What to do: An exact copy of the records is required, minus the pictures they hold.

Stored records
## START
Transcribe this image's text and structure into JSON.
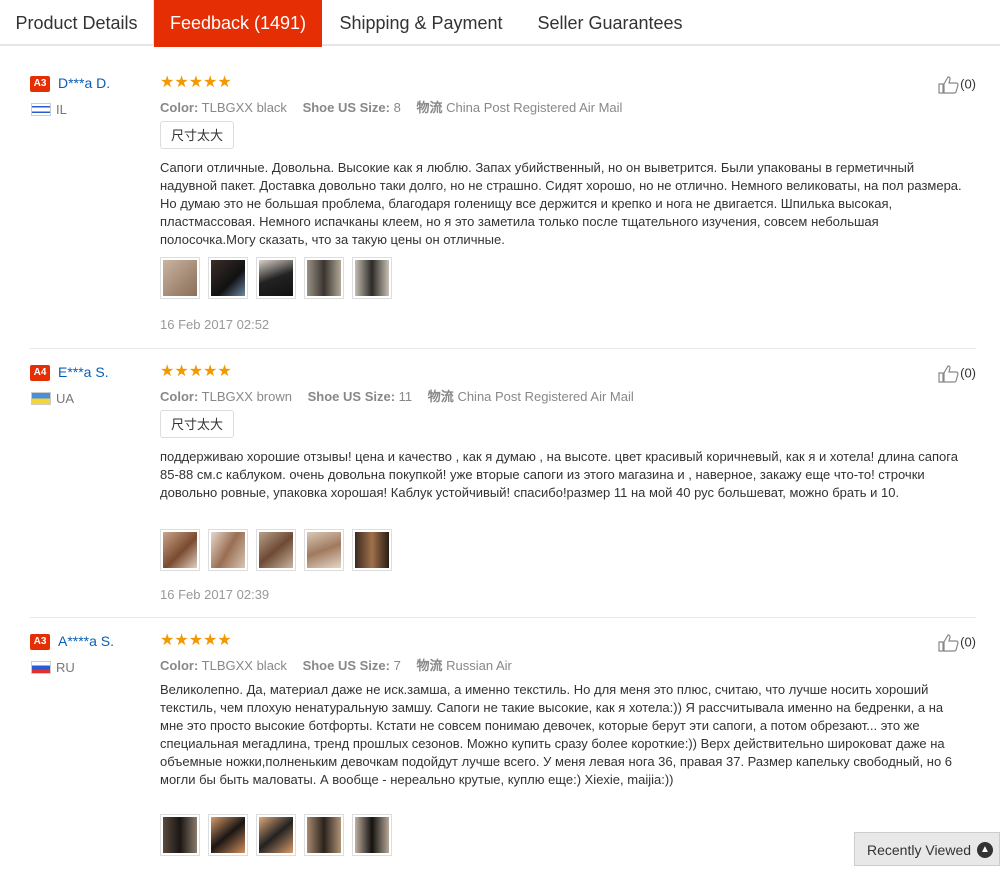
{
  "tabs": [
    {
      "label": "Product Details"
    },
    {
      "label": "Feedback (1491)"
    },
    {
      "label": "Shipping & Payment"
    },
    {
      "label": "Seller Guarantees"
    }
  ],
  "colors": {
    "accent": "#e62e04",
    "link": "#0b5db3",
    "star": "#f39800"
  },
  "reviews": [
    {
      "badge": "A3",
      "name": "D***a D.",
      "country": "IL",
      "stars": "★★★★★",
      "color_label": "Color:",
      "color_value": "TLBGXX black",
      "size_label": "Shoe US Size:",
      "size_value": "8",
      "ship_label": "物流",
      "ship_value": "China Post Registered Air Mail",
      "tag": "尺寸太大",
      "text": "Сапоги отличные. Довольна. Высокие как я люблю. Запах убийственный, но он выветрится. Были упакованы в герметичный надувной пакет. Доставка довольно таки долго, но не страшно. Сидят хорошо, но не отлично. Немного великоваты, на пол размера. Но думаю это не большая проблема, благодаря голенищу все держится и крепко и нога не двигается. Шпилька высокая, пластмассовая. Немного испачканы клеем, но я это заметила только после тщательного изучения, совсем небольшая полосочка.Могу сказать, что за такую цены он отличные.",
      "date": "16 Feb 2017 02:52",
      "likes": "(0)"
    },
    {
      "badge": "A4",
      "name": "E***a S.",
      "country": "UA",
      "stars": "★★★★★",
      "color_label": "Color:",
      "color_value": "TLBGXX brown",
      "size_label": "Shoe US Size:",
      "size_value": "11",
      "ship_label": "物流",
      "ship_value": "China Post Registered Air Mail",
      "tag": "尺寸太大",
      "text": "поддерживаю хорошие отзывы! цена и качество , как я думаю , на высоте. цвет красивый коричневый, как я и хотела! длина сапога 85-88 см.с каблуком. очень довольна покупкой! уже вторые сапоги из этого магазина и , наверное, закажу еще что-то! строчки довольно ровные, упаковка хорошая! Каблук устойчивый! спасибо!размер 11 на мой 40 рус большеват, можно брать и 10.",
      "date": "16 Feb 2017 02:39",
      "likes": "(0)"
    },
    {
      "badge": "A3",
      "name": "A****a S.",
      "country": "RU",
      "stars": "★★★★★",
      "color_label": "Color:",
      "color_value": "TLBGXX black",
      "size_label": "Shoe US Size:",
      "size_value": "7",
      "ship_label": "物流",
      "ship_value": "Russian Air",
      "text": "Великолепно. Да, материал даже не иск.замша, а именно текстиль. Но для меня это плюс, считаю, что лучше носить хороший текстиль, чем плохую ненатуральную замшу. Сапоги не такие высокие, как я хотела:)) Я рассчитывала именно на бедренки, а на мне это просто высокие ботфорты. Кстати не совсем понимаю девочек, которые берут эти сапоги, а потом обрезают... это же специальная мегадлина, тренд прошлых сезонов. Можно купить сразу более короткие:)) Верх действительно широковат даже на объемные ножки,полненьким девочкам подойдут лучше всего. У меня левая нога 36, правая 37. Размер капельку свободный, но 6 могли бы быть маловаты. А вообще - нереально крутые, куплю еще:) Xiexie, maijia:))",
      "likes": "(0)"
    }
  ],
  "recently_viewed": "Recently Viewed"
}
## END
Solution:
Transcribe this image's text and structure into JSON.
{
  "tabs": [
    {
      "label": "Product Details"
    },
    {
      "label": "Feedback (1491)"
    },
    {
      "label": "Shipping & Payment"
    },
    {
      "label": "Seller Guarantees"
    }
  ],
  "colors": {
    "accent": "#e62e04",
    "link": "#0b5db3",
    "star": "#f39800"
  },
  "reviews": [
    {
      "badge": "A3",
      "name": "D***a D.",
      "country": "IL",
      "stars": "★★★★★",
      "color_label": "Color:",
      "color_value": "TLBGXX black",
      "size_label": "Shoe US Size:",
      "size_value": "8",
      "ship_label": "物流",
      "ship_value": "China Post Registered Air Mail",
      "tag": "尺寸太大",
      "text": "Сапоги отличные. Довольна. Высокие как я люблю. Запах убийственный, но он выветрится. Были упакованы в герметичный надувной пакет. Доставка довольно таки долго, но не страшно. Сидят хорошо, но не отлично. Немного великоваты, на пол размера. Но думаю это не большая проблема, благодаря голенищу все держится и крепко и нога не двигается. Шпилька высокая, пластмассовая. Немного испачканы клеем, но я это заметила только после тщательного изучения, совсем небольшая полосочка.Могу сказать, что за такую цены он отличные.",
      "date": "16 Feb 2017 02:52",
      "likes": "(0)"
    },
    {
      "badge": "A4",
      "name": "E***a S.",
      "country": "UA",
      "stars": "★★★★★",
      "color_label": "Color:",
      "color_value": "TLBGXX brown",
      "size_label": "Shoe US Size:",
      "size_value": "11",
      "ship_label": "物流",
      "ship_value": "China Post Registered Air Mail",
      "tag": "尺寸太大",
      "text": "поддерживаю хорошие отзывы! цена и качество , как я думаю , на высоте. цвет красивый коричневый, как я и хотела! длина сапога 85-88 см.с каблуком. очень довольна покупкой! уже вторые сапоги из этого магазина и , наверное, закажу еще что-то! строчки довольно ровные, упаковка хорошая! Каблук устойчивый! спасибо!размер 11 на мой 40 рус большеват, можно брать и 10.",
      "date": "16 Feb 2017 02:39",
      "likes": "(0)"
    },
    {
      "badge": "A3",
      "name": "A****a S.",
      "country": "RU",
      "stars": "★★★★★",
      "color_label": "Color:",
      "color_value": "TLBGXX black",
      "size_label": "Shoe US Size:",
      "size_value": "7",
      "ship_label": "物流",
      "ship_value": "Russian Air",
      "text": "Великолепно. Да, материал даже не иск.замша, а именно текстиль. Но для меня это плюс, считаю, что лучше носить хороший текстиль, чем плохую ненатуральную замшу. Сапоги не такие высокие, как я хотела:)) Я рассчитывала именно на бедренки, а на мне это просто высокие ботфорты. Кстати не совсем понимаю девочек, которые берут эти сапоги, а потом обрезают... это же специальная мегадлина, тренд прошлых сезонов. Можно купить сразу более короткие:)) Верх действительно широковат даже на объемные ножки,полненьким девочкам подойдут лучше всего. У меня левая нога 36, правая 37. Размер капельку свободный, но 6 могли бы быть маловаты. А вообще - нереально крутые, куплю еще:) Xiexie, maijia:))",
      "likes": "(0)"
    }
  ],
  "recently_viewed": "Recently Viewed"
}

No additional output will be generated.